TASK STATEMENT:
Skip the images and copy each record exactly as written.

RECORDS SHOWN:
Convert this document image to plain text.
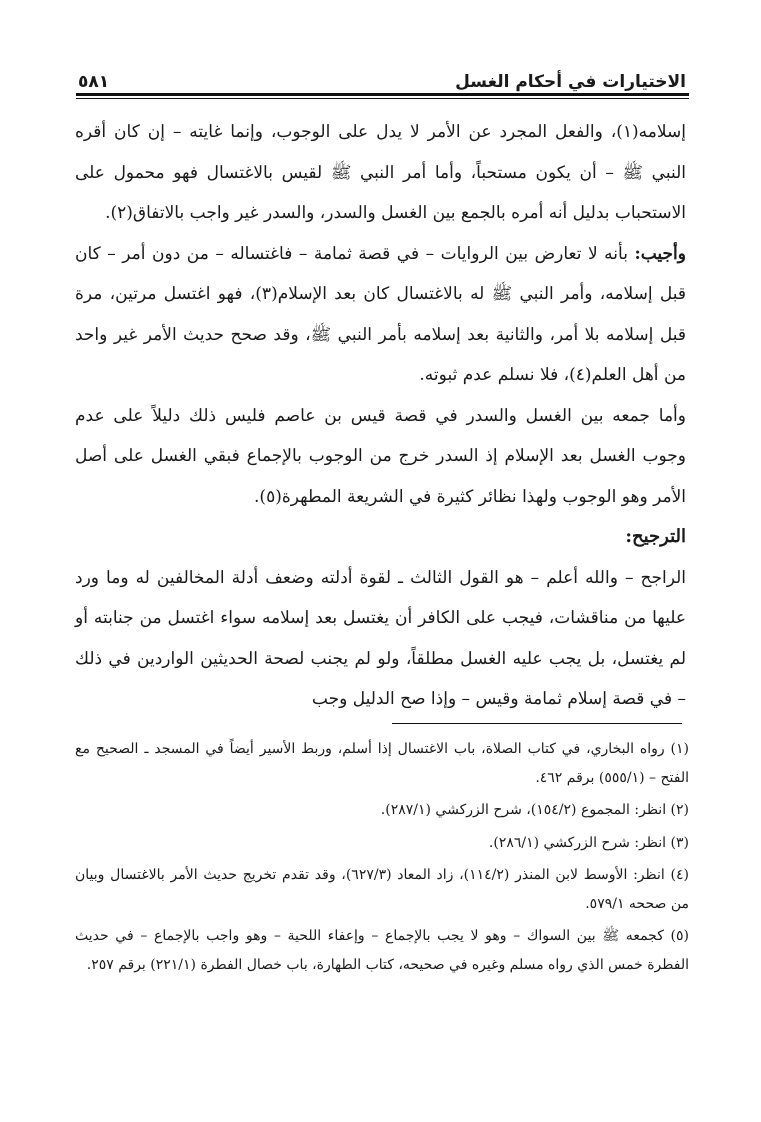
الاختيارات في أحكام الغسل
٥٨١

إسلامه(١)، والفعل المجرد عن الأمر لا يدل على الوجوب، وإنما غايته – إن كان أقره النبي ﷺ – أن يكون مستحباً، وأما أمر النبي ﷺ لقيس بالاغتسال فهو محمول على الاستحباب بدليل أنه أمره بالجمع بين الغسل والسدر، والسدر غير واجب بالاتفاق(٢).

وأجيب: بأنه لا تعارض بين الروايات – في قصة ثمامة – فاغتساله – من دون أمر – كان قبل إسلامه، وأمر النبي ﷺ له بالاغتسال كان بعد الإسلام(٣)، فهو اغتسل مرتين، مرة قبل إسلامه بلا أمر، والثانية بعد إسلامه بأمر النبي ﷺ، وقد صحح حديث الأمر غير واحد من أهل العلم(٤)، فلا نسلم عدم ثبوته.

وأما جمعه بين الغسل والسدر في قصة قيس بن عاصم فليس ذلك دليلاً على عدم وجوب الغسل بعد الإسلام إذ السدر خرج من الوجوب بالإجماع فبقي الغسل على أصل الأمر وهو الوجوب ولهذا نظائر كثيرة في الشريعة المطهرة(٥).

الترجيح:

الراجح – والله أعلم – هو القول الثالث ـ لقوة أدلته وضعف أدلة المخالفين له وما ورد عليها من مناقشات، فيجب على الكافر أن يغتسل بعد إسلامه سواء اغتسل من جنابته أو لم يغتسل، بل يجب عليه الغسل مطلقاً، ولو لم يجنب لصحة الحديثين الواردين في ذلك – في قصة إسلام ثمامة وقيس – وإذا صح الدليل وجب

(١) رواه البخاري، في كتاب الصلاة، باب الاغتسال إذا أسلم، وربط الأسير أيضاً في المسجد ـ الصحيح مع الفتح – (٥٥٥/١) برقم ٤٦٢.

(٢) انظر: المجموع (١٥٤/٢)، شرح الزركشي (٢٨٧/١).

(٣) انظر: شرح الزركشي (٢٨٦/١).

(٤) انظر: الأوسط لابن المنذر (١١٤/٢)، زاد المعاد (٦٢٧/٣)، وقد تقدم تخريج حديث الأمر بالاغتسال وبيان من صححه ٥٧٩/١.

(٥) كجمعه ﷺ بين السواك – وهو لا يجب بالإجماع – وإعفاء اللحية – وهو واجب بالإجماع – في حديث الفطرة خمس الذي رواه مسلم وغيره في صحيحه، كتاب الطهارة، باب خصال الفطرة (٢٢١/١) برقم ٢٥٧.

ANSWER TO THIS TASK:
Convert this document image to plain text.
الاختيارات في أحكام الغسل
٥٨١

إسلامه(١)، والفعل المجرد عن الأمر لا يدل على الوجوب، وإنما غايته – إن كان أقره النبي ﷺ – أن يكون مستحباً، وأما أمر النبي ﷺ لقيس بالاغتسال فهو محمول على الاستحباب بدليل أنه أمره بالجمع بين الغسل والسدر، والسدر غير واجب بالاتفاق(٢).

وأجيب: بأنه لا تعارض بين الروايات – في قصة ثمامة – فاغتساله – من دون أمر – كان قبل إسلامه، وأمر النبي ﷺ له بالاغتسال كان بعد الإسلام(٣)، فهو اغتسل مرتين، مرة قبل إسلامه بلا أمر، والثانية بعد إسلامه بأمر النبي ﷺ، وقد صحح حديث الأمر غير واحد من أهل العلم(٤)، فلا نسلم عدم ثبوته.

وأما جمعه بين الغسل والسدر في قصة قيس بن عاصم فليس ذلك دليلاً على عدم وجوب الغسل بعد الإسلام إذ السدر خرج من الوجوب بالإجماع فبقي الغسل على أصل الأمر وهو الوجوب ولهذا نظائر كثيرة في الشريعة المطهرة(٥).

الترجيح:

الراجح – والله أعلم – هو القول الثالث ـ لقوة أدلته وضعف أدلة المخالفين له وما ورد عليها من مناقشات، فيجب على الكافر أن يغتسل بعد إسلامه سواء اغتسل من جنابته أو لم يغتسل، بل يجب عليه الغسل مطلقاً، ولو لم يجنب لصحة الحديثين الواردين في ذلك – في قصة إسلام ثمامة وقيس – وإذا صح الدليل وجب

(١) رواه البخاري، في كتاب الصلاة، باب الاغتسال إذا أسلم، وربط الأسير أيضاً في المسجد ـ الصحيح مع الفتح – (٥٥٥/١) برقم ٤٦٢.

(٢) انظر: المجموع (١٥٤/٢)، شرح الزركشي (٢٨٧/١).

(٣) انظر: شرح الزركشي (٢٨٦/١).

(٤) انظر: الأوسط لابن المنذر (١١٤/٢)، زاد المعاد (٦٢٧/٣)، وقد تقدم تخريج حديث الأمر بالاغتسال وبيان من صححه ٥٧٩/١.

(٥) كجمعه ﷺ بين السواك – وهو لا يجب بالإجماع – وإعفاء اللحية – وهو واجب بالإجماع – في حديث الفطرة خمس الذي رواه مسلم وغيره في صحيحه، كتاب الطهارة، باب خصال الفطرة (٢٢١/١) برقم ٢٥٧.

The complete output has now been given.